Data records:
+-------+

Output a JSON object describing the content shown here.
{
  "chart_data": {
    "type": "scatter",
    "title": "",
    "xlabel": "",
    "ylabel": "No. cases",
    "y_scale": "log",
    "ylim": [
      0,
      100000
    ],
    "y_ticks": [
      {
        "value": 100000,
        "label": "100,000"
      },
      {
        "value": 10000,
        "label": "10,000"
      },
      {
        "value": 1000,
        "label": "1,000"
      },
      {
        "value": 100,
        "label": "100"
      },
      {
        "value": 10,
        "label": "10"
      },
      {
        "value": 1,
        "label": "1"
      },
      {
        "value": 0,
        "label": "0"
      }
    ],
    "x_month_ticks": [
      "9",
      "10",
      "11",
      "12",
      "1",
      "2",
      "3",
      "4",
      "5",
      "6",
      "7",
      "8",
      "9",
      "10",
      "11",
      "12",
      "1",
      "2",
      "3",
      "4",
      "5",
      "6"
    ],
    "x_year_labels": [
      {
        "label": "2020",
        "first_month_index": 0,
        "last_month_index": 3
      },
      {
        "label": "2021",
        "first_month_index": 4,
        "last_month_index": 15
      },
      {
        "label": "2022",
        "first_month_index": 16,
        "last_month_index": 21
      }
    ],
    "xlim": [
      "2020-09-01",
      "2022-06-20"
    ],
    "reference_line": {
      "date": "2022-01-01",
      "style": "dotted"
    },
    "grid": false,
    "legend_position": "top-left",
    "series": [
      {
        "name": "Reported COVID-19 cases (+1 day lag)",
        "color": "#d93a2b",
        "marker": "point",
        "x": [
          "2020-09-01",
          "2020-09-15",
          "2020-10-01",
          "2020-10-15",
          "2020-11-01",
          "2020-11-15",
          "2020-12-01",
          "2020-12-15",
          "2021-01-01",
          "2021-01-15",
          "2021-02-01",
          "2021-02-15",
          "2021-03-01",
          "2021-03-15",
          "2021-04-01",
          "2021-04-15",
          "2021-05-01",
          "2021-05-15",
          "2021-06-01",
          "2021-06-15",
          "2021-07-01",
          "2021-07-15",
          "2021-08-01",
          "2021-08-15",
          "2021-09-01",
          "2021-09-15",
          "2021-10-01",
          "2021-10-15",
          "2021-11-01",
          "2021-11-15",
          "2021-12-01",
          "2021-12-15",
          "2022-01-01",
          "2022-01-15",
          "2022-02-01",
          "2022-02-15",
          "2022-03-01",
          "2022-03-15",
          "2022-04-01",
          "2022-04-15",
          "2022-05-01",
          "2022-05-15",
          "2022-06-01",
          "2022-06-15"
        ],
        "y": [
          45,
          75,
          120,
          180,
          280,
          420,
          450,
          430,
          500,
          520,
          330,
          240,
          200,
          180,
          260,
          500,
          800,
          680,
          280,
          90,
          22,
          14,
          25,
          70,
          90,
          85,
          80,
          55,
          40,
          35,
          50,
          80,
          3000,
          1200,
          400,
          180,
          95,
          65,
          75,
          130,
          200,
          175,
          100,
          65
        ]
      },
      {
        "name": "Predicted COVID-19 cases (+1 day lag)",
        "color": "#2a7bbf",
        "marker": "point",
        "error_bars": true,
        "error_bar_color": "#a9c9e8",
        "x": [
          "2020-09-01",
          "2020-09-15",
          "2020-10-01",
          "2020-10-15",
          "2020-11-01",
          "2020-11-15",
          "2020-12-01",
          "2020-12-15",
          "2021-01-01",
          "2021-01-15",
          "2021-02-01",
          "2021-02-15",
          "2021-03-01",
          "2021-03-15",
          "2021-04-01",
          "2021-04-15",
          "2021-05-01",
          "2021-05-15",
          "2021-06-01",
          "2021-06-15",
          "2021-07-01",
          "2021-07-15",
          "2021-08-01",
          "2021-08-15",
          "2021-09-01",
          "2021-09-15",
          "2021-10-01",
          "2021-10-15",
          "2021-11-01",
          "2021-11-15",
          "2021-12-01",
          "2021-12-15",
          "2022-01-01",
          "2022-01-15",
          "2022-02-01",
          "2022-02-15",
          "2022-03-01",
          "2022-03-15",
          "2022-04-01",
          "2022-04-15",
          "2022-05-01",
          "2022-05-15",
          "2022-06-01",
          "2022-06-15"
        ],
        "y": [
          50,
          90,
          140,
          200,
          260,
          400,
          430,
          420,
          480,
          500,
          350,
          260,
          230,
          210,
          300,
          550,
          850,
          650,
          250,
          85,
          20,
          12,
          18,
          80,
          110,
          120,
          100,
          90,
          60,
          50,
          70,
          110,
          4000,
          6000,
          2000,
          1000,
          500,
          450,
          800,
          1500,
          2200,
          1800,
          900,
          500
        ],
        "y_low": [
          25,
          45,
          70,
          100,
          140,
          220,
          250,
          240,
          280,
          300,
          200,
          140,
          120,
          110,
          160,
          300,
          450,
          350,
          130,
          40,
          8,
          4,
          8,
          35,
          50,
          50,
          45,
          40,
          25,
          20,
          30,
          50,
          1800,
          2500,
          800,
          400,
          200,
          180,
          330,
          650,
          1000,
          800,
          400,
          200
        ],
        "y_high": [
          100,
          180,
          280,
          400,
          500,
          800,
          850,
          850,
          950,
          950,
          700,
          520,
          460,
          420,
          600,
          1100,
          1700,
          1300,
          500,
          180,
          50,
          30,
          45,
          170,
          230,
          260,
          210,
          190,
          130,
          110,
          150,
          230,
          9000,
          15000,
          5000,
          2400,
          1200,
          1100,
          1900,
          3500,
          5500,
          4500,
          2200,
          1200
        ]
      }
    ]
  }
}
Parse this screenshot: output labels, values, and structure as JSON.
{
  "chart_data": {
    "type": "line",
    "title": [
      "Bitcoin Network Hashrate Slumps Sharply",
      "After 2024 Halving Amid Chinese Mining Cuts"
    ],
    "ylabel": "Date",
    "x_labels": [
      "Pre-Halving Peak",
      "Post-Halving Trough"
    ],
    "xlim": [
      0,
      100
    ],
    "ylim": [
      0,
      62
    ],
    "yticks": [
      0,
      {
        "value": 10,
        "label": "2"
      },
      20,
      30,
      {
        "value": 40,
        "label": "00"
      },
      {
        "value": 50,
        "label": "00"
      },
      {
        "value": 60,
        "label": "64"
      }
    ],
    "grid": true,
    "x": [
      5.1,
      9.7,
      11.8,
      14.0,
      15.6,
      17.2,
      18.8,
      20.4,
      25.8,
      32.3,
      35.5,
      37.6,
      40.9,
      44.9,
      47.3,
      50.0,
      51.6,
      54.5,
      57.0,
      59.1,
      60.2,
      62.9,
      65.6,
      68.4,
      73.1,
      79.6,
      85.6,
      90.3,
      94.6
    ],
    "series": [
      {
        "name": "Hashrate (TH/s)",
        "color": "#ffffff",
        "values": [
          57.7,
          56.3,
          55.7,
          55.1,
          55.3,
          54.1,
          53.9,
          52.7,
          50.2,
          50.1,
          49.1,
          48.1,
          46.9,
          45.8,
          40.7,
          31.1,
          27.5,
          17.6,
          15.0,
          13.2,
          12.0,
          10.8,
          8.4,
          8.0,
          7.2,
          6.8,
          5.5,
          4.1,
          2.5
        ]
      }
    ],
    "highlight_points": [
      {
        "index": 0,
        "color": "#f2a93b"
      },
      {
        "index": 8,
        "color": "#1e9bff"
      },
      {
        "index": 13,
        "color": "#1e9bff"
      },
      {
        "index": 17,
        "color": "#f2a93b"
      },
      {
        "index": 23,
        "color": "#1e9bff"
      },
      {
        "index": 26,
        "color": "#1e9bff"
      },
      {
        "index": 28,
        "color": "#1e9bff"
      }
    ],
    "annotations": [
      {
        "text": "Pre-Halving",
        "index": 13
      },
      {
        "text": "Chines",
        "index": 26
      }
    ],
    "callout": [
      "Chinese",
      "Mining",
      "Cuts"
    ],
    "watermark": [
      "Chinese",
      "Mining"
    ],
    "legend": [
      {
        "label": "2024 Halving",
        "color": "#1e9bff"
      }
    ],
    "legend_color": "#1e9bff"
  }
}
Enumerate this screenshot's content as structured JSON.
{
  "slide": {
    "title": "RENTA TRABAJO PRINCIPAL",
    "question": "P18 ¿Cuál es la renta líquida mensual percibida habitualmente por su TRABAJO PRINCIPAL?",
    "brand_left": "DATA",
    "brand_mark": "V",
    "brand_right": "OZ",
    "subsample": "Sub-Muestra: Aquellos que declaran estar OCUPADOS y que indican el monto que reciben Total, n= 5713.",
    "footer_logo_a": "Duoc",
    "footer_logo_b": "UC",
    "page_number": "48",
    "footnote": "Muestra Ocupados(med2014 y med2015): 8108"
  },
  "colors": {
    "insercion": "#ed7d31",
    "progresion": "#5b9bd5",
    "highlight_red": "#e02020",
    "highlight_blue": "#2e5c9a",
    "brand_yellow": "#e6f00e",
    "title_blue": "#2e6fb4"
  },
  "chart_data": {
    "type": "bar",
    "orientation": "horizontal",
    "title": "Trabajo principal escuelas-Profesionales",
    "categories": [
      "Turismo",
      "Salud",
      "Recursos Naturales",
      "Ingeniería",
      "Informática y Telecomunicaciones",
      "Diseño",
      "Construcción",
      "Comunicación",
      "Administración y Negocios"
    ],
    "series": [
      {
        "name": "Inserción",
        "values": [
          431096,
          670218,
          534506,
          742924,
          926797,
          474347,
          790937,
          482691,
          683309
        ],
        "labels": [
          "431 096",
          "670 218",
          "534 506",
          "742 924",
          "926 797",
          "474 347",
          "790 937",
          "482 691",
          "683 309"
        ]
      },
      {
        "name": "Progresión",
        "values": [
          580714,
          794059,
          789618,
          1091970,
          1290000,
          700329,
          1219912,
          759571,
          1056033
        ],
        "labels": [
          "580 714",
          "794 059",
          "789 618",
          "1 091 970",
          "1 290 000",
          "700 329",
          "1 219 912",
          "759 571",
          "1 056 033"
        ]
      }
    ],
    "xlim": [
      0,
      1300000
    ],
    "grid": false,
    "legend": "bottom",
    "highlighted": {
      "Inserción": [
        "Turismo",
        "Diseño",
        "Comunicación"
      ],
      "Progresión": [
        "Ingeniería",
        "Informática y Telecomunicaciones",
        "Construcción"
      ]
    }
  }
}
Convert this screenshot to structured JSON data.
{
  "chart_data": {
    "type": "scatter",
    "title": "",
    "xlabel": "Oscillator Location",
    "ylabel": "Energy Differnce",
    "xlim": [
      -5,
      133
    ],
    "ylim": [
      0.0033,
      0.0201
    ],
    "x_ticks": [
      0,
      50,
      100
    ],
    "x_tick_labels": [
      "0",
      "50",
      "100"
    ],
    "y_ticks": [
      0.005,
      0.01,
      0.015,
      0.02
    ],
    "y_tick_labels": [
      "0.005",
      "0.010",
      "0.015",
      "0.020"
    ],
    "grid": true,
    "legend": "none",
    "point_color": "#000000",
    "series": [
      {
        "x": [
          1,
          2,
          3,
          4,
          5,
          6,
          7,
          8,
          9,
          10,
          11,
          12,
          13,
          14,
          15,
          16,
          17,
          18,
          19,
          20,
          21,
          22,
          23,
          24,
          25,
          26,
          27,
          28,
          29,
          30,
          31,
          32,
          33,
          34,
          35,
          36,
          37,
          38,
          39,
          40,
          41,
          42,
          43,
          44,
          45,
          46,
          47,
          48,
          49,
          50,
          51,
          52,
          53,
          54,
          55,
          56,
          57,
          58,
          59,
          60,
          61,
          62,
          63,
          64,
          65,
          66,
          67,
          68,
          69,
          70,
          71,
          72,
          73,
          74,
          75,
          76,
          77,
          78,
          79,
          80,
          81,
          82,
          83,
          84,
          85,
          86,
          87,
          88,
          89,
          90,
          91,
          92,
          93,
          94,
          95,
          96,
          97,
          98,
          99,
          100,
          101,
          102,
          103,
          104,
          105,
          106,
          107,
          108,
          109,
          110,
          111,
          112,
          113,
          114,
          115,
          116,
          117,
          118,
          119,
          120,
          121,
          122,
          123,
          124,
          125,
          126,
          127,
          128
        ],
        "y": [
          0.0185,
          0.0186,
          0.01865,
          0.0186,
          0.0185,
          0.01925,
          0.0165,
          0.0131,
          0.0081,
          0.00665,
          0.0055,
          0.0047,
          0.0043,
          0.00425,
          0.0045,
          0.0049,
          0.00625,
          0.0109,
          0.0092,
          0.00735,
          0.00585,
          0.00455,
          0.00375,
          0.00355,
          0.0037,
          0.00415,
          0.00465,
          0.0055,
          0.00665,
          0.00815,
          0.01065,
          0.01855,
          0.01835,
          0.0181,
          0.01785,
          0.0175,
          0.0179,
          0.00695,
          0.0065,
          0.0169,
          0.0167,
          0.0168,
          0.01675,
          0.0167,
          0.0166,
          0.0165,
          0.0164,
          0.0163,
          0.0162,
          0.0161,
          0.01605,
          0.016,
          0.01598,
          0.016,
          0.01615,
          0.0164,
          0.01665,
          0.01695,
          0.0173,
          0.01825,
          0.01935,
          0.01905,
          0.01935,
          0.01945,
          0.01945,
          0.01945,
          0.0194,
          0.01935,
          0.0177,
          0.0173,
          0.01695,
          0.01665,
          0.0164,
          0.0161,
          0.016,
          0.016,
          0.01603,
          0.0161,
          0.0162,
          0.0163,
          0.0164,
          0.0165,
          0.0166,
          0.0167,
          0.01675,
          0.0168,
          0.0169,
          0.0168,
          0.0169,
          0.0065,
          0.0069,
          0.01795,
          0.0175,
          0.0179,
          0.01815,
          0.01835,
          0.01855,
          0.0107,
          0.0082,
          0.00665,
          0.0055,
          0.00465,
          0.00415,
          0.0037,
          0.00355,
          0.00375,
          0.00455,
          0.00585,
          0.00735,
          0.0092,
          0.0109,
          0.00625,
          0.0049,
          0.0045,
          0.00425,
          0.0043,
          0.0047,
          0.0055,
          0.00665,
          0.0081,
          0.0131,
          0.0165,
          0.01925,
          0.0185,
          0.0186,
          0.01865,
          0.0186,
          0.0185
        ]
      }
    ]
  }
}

+-------+

Work instructions: Report only the number of lines that hold the word "name".

Task output: 5